> PROBLEM
For the listing below, give the count of lines containing the string "Congressional" and nothing else.

Saved entries:
....

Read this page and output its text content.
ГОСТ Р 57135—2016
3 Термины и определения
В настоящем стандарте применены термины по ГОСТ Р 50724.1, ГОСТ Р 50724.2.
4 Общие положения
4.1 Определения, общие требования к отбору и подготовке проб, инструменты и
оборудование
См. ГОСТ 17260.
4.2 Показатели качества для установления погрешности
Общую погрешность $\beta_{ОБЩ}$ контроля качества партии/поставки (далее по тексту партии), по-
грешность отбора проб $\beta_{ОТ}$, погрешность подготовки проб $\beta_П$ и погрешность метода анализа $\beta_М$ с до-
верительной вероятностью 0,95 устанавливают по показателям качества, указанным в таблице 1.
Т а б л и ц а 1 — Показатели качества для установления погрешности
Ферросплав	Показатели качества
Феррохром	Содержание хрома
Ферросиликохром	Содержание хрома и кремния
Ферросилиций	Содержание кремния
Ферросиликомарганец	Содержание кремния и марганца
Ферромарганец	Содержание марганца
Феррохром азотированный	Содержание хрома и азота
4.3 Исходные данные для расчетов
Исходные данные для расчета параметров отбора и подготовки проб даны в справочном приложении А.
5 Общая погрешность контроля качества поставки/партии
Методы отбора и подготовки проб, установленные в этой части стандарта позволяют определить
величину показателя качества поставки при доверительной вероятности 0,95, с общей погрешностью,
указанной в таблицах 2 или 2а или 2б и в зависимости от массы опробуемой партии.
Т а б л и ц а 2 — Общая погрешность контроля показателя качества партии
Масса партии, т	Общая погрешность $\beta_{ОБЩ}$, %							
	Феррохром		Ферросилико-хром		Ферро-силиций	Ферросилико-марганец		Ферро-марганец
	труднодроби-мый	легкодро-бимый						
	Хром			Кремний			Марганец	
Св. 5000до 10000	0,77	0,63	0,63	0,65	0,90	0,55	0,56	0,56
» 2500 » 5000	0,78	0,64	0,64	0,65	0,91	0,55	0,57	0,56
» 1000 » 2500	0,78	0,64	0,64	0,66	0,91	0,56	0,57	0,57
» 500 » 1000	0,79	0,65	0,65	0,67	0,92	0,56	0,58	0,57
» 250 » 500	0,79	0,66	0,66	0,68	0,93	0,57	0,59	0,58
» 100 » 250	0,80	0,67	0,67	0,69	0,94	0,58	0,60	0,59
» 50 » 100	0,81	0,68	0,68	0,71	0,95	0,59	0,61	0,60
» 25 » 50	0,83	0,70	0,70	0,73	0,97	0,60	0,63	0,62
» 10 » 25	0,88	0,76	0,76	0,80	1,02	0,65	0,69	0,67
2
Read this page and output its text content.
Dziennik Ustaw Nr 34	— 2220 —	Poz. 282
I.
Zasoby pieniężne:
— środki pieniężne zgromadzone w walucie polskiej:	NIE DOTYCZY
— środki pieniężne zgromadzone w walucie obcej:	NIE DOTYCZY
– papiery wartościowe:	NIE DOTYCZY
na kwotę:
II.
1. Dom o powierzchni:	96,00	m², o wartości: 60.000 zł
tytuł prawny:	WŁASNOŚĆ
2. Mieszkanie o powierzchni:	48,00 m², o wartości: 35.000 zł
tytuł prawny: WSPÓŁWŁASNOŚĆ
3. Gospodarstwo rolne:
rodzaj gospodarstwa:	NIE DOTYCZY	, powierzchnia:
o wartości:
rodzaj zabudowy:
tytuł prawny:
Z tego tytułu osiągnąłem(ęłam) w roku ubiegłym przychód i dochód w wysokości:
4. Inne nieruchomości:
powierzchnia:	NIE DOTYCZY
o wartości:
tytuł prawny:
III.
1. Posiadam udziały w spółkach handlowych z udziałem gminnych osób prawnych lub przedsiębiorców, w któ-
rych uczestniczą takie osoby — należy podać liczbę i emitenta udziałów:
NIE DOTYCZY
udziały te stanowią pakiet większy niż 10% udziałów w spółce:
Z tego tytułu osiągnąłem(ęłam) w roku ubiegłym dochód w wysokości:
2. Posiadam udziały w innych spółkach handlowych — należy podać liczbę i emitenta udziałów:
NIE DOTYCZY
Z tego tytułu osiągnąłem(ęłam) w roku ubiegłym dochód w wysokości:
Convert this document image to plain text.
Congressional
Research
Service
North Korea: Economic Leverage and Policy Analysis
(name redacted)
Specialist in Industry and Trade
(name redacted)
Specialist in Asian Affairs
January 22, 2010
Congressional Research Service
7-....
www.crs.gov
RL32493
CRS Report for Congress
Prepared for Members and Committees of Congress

....

> ANSWER TO THE EXERCISE
2